Set exercise |
In the copy, include every entry exactly but none of the pictures.

Records shown |
Start
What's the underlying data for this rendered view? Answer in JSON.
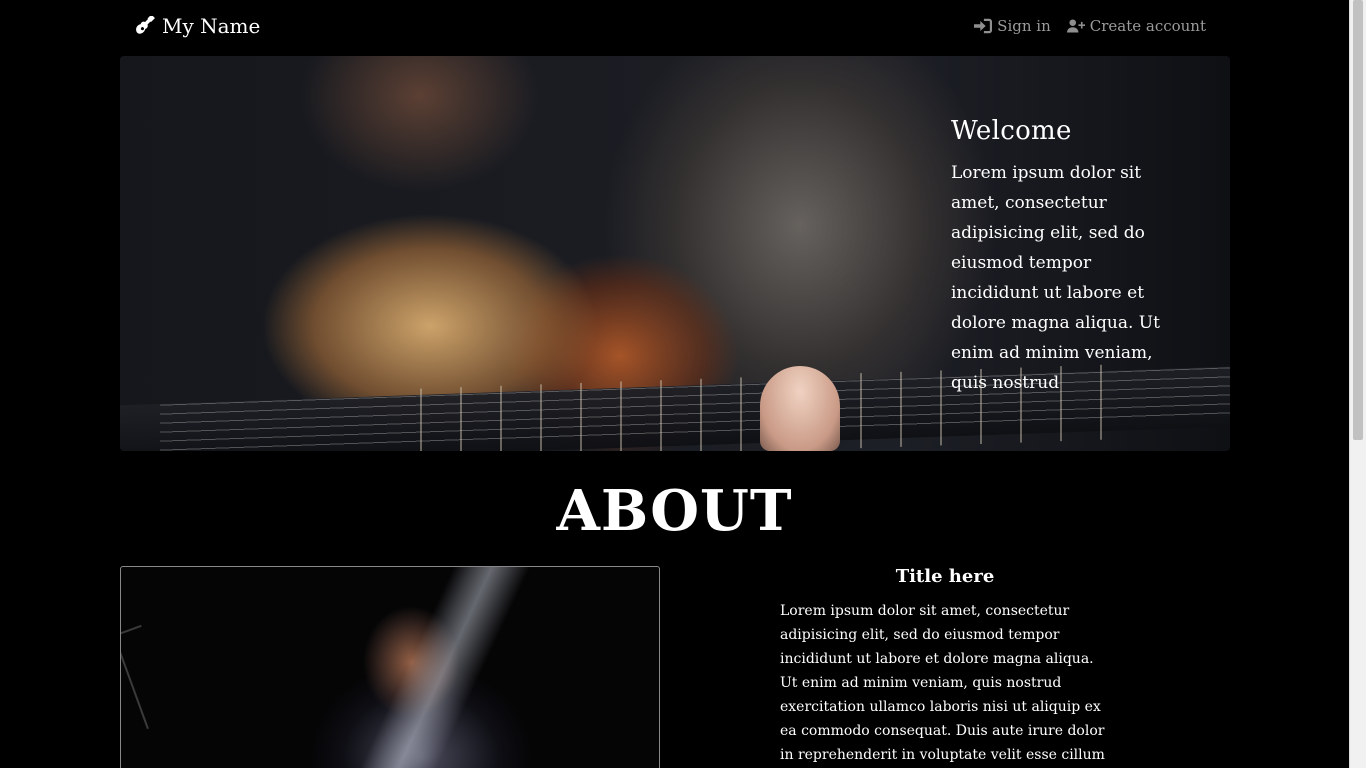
{
  "navbar": {
    "brand_icon": "guitar-icon",
    "brand_name": "My Name",
    "sign_in_icon": "sign-in-icon",
    "sign_in_label": "Sign in",
    "create_account_icon": "user-plus-icon",
    "create_account_label": "Create account"
  },
  "hero": {
    "title": "Welcome",
    "body": "Lorem ipsum dolor sit amet, consectetur adipisicing elit, sed do eiusmod tempor incididunt ut labore et dolore magna aliqua. Ut enim ad minim veniam, quis nostrud"
  },
  "about": {
    "heading": "ABOUT",
    "title": "Title here",
    "body": "Lorem ipsum dolor sit amet, consectetur adipisicing elit, sed do eiusmod tempor incididunt ut labore et dolore magna aliqua. Ut enim ad minim veniam, quis nostrud exercitation ullamco laboris nisi ut aliquip ex ea commodo consequat. Duis aute irure dolor in reprehenderit in voluptate velit esse cillum dolore eu fugiat nulla"
  },
  "colors": {
    "background": "#000000",
    "text": "#ffffff",
    "nav_link": "#9a9a9a"
  }
}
End
Written answer |
What's the underlying data for this rendered view? Answer in JSON.
{
  "navbar": {
    "brand_icon": "guitar-icon",
    "brand_name": "My Name",
    "sign_in_icon": "sign-in-icon",
    "sign_in_label": "Sign in",
    "create_account_icon": "user-plus-icon",
    "create_account_label": "Create account"
  },
  "hero": {
    "title": "Welcome",
    "body": "Lorem ipsum dolor sit amet, consectetur adipisicing elit, sed do eiusmod tempor incididunt ut labore et dolore magna aliqua. Ut enim ad minim veniam, quis nostrud"
  },
  "about": {
    "heading": "ABOUT",
    "title": "Title here",
    "body": "Lorem ipsum dolor sit amet, consectetur adipisicing elit, sed do eiusmod tempor incididunt ut labore et dolore magna aliqua. Ut enim ad minim veniam, quis nostrud exercitation ullamco laboris nisi ut aliquip ex ea commodo consequat. Duis aute irure dolor in reprehenderit in voluptate velit esse cillum dolore eu fugiat nulla"
  },
  "colors": {
    "background": "#000000",
    "text": "#ffffff",
    "nav_link": "#9a9a9a"
  }
}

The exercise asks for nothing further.